Problem details ▸
In the records below, can you swap every "sunshine-bar" for "sun-bar" and reproduce them with nothing else altered?

Data provided ▸
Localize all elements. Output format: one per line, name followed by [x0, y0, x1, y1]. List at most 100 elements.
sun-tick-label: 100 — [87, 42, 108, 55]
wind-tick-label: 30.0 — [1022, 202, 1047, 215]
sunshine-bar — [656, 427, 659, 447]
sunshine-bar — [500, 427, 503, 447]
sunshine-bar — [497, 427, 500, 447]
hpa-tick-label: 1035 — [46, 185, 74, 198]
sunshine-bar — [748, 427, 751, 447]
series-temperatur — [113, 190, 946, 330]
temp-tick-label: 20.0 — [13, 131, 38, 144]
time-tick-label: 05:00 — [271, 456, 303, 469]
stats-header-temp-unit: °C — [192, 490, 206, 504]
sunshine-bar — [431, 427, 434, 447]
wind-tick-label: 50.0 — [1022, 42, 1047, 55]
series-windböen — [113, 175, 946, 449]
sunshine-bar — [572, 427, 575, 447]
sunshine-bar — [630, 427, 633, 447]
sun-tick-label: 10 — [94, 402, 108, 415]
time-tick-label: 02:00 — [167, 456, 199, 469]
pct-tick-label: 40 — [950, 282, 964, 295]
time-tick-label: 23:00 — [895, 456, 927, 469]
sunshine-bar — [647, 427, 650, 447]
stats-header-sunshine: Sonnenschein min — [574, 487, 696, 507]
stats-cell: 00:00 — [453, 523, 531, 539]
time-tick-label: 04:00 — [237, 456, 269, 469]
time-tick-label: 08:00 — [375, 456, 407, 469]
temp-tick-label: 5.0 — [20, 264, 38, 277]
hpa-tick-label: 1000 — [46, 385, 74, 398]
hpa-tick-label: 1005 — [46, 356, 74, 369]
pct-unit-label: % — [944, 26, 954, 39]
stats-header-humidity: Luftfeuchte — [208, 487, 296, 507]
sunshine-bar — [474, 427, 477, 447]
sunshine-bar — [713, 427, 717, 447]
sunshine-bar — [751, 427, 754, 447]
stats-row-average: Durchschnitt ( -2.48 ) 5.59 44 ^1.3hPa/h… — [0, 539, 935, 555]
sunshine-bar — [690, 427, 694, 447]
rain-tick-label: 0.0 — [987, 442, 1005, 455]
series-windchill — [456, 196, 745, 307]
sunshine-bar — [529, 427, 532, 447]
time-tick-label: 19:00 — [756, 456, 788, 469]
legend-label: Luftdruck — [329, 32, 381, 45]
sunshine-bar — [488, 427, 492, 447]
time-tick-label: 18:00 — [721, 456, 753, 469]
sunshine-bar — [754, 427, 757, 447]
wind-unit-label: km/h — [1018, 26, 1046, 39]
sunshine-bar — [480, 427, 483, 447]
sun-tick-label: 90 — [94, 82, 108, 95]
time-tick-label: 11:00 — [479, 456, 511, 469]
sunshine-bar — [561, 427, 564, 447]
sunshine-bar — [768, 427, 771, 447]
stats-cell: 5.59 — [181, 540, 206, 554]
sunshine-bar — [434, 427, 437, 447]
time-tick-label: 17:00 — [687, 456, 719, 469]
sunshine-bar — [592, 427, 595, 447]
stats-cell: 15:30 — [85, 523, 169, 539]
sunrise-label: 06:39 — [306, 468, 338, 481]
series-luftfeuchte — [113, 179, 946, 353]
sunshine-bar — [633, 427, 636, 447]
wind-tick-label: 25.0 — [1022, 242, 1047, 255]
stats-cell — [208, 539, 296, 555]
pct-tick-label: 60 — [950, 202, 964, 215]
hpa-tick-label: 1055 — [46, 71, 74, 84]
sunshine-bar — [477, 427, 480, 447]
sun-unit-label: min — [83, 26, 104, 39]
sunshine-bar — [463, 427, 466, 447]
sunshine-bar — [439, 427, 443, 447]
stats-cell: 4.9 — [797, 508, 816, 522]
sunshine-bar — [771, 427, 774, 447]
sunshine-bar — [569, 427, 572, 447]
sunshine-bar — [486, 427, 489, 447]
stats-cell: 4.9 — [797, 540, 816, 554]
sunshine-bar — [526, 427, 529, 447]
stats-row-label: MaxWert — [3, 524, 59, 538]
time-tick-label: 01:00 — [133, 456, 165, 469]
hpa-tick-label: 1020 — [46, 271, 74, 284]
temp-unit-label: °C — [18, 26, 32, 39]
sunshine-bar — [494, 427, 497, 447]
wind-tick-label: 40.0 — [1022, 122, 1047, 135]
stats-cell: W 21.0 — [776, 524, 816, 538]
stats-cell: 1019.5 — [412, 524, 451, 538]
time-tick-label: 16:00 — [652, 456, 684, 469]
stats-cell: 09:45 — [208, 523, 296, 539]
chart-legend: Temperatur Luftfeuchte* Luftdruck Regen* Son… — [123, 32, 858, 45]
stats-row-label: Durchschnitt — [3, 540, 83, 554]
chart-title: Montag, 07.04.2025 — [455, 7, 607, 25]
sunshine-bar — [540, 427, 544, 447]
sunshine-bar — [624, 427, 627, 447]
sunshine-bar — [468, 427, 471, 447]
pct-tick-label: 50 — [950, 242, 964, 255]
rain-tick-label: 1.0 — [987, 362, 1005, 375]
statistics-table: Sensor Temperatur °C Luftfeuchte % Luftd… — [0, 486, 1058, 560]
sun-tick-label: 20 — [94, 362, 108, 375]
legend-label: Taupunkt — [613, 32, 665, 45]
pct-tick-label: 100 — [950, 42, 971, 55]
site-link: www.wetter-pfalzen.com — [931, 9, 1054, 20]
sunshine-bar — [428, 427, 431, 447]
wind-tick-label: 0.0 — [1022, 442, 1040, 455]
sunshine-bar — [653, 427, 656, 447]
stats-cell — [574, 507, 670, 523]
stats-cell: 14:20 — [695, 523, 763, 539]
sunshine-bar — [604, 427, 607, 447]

Answer to this exercise ▸
Localize all elements. Output format: one per line, name followed by [x0, y0, x1, y1]. List at most 100 elements.
sun-tick-label: 100 — [87, 42, 108, 55]
wind-tick-label: 30.0 — [1022, 202, 1047, 215]
sun-bar — [656, 427, 659, 447]
sun-bar — [500, 427, 503, 447]
sun-bar — [497, 427, 500, 447]
hpa-tick-label: 1035 — [46, 185, 74, 198]
sun-bar — [748, 427, 751, 447]
series-temperatur — [113, 190, 946, 330]
temp-tick-label: 20.0 — [13, 131, 38, 144]
time-tick-label: 05:00 — [271, 456, 303, 469]
stats-header-temp-unit: °C — [192, 490, 206, 504]
sun-bar — [431, 427, 434, 447]
wind-tick-label: 50.0 — [1022, 42, 1047, 55]
series-windböen — [113, 175, 946, 449]
sun-bar — [572, 427, 575, 447]
sun-bar — [630, 427, 633, 447]
sun-tick-label: 10 — [94, 402, 108, 415]
time-tick-label: 02:00 — [167, 456, 199, 469]
pct-tick-label: 40 — [950, 282, 964, 295]
time-tick-label: 23:00 — [895, 456, 927, 469]
sun-bar — [647, 427, 650, 447]
stats-header-sunshine: Sonnenschein min — [574, 487, 696, 507]
stats-cell: 00:00 — [453, 523, 531, 539]
time-tick-label: 04:00 — [237, 456, 269, 469]
time-tick-label: 08:00 — [375, 456, 407, 469]
temp-tick-label: 5.0 — [20, 264, 38, 277]
hpa-tick-label: 1000 — [46, 385, 74, 398]
hpa-tick-label: 1005 — [46, 356, 74, 369]
pct-unit-label: % — [944, 26, 954, 39]
stats-header-humidity: Luftfeuchte — [208, 487, 296, 507]
sun-bar — [474, 427, 477, 447]
sun-bar — [713, 427, 717, 447]
sun-bar — [751, 427, 754, 447]
stats-row-average: Durchschnitt ( -2.48 ) 5.59 44 ^1.3hPa/h… — [0, 539, 935, 555]
sun-bar — [690, 427, 694, 447]
rain-tick-label: 0.0 — [987, 442, 1005, 455]
series-windchill — [456, 196, 745, 307]
sun-bar — [529, 427, 532, 447]
time-tick-label: 19:00 — [756, 456, 788, 469]
legend-label: Luftdruck — [329, 32, 381, 45]
sun-bar — [488, 427, 492, 447]
time-tick-label: 18:00 — [721, 456, 753, 469]
sun-bar — [754, 427, 757, 447]
wind-unit-label: km/h — [1018, 26, 1046, 39]
sun-bar — [480, 427, 483, 447]
sun-tick-label: 90 — [94, 82, 108, 95]
time-tick-label: 11:00 — [479, 456, 511, 469]
sun-bar — [561, 427, 564, 447]
sun-bar — [768, 427, 771, 447]
stats-cell: 5.59 — [181, 540, 206, 554]
sun-bar — [434, 427, 437, 447]
time-tick-label: 17:00 — [687, 456, 719, 469]
sun-bar — [592, 427, 595, 447]
stats-cell: 15:30 — [85, 523, 169, 539]
sunrise-label: 06:39 — [306, 468, 338, 481]
series-luftfeuchte — [113, 179, 946, 353]
sun-bar — [633, 427, 636, 447]
wind-tick-label: 25.0 — [1022, 242, 1047, 255]
stats-cell — [208, 539, 296, 555]
pct-tick-label: 60 — [950, 202, 964, 215]
hpa-tick-label: 1055 — [46, 71, 74, 84]
sun-bar — [477, 427, 480, 447]
sun-unit-label: min — [83, 26, 104, 39]
sun-bar — [463, 427, 466, 447]
sun-bar — [439, 427, 443, 447]
stats-cell: 4.9 — [797, 508, 816, 522]
sun-bar — [771, 427, 774, 447]
sun-bar — [569, 427, 572, 447]
sun-bar — [486, 427, 489, 447]
stats-cell: 4.9 — [797, 540, 816, 554]
sun-bar — [526, 427, 529, 447]
stats-row-label: MaxWert — [3, 524, 59, 538]
time-tick-label: 01:00 — [133, 456, 165, 469]
hpa-tick-label: 1020 — [46, 271, 74, 284]
temp-unit-label: °C — [18, 26, 32, 39]
sun-bar — [494, 427, 497, 447]
wind-tick-label: 40.0 — [1022, 122, 1047, 135]
stats-cell: W 21.0 — [776, 524, 816, 538]
stats-cell: 1019.5 — [412, 524, 451, 538]
time-tick-label: 16:00 — [652, 456, 684, 469]
stats-cell: 09:45 — [208, 523, 296, 539]
chart-legend: Temperatur Luftfeuchte* Luftdruck Regen* Son… — [123, 32, 858, 45]
stats-row-label: Durchschnitt — [3, 540, 83, 554]
chart-title: Montag, 07.04.2025 — [455, 7, 607, 25]
sun-bar — [540, 427, 544, 447]
sun-bar — [624, 427, 627, 447]
sun-bar — [468, 427, 471, 447]
pct-tick-label: 50 — [950, 242, 964, 255]
rain-tick-label: 1.0 — [987, 362, 1005, 375]
statistics-table: Sensor Temperatur °C Luftfeuchte % Luftd… — [0, 486, 1058, 560]
sun-tick-label: 20 — [94, 362, 108, 375]
legend-label: Taupunkt — [613, 32, 665, 45]
pct-tick-label: 100 — [950, 42, 971, 55]
site-link: www.wetter-pfalzen.com — [931, 9, 1054, 20]
sun-bar — [428, 427, 431, 447]
wind-tick-label: 0.0 — [1022, 442, 1040, 455]
sun-bar — [653, 427, 656, 447]
stats-cell — [574, 507, 670, 523]
stats-cell: 14:20 — [695, 523, 763, 539]
sun-bar — [604, 427, 607, 447]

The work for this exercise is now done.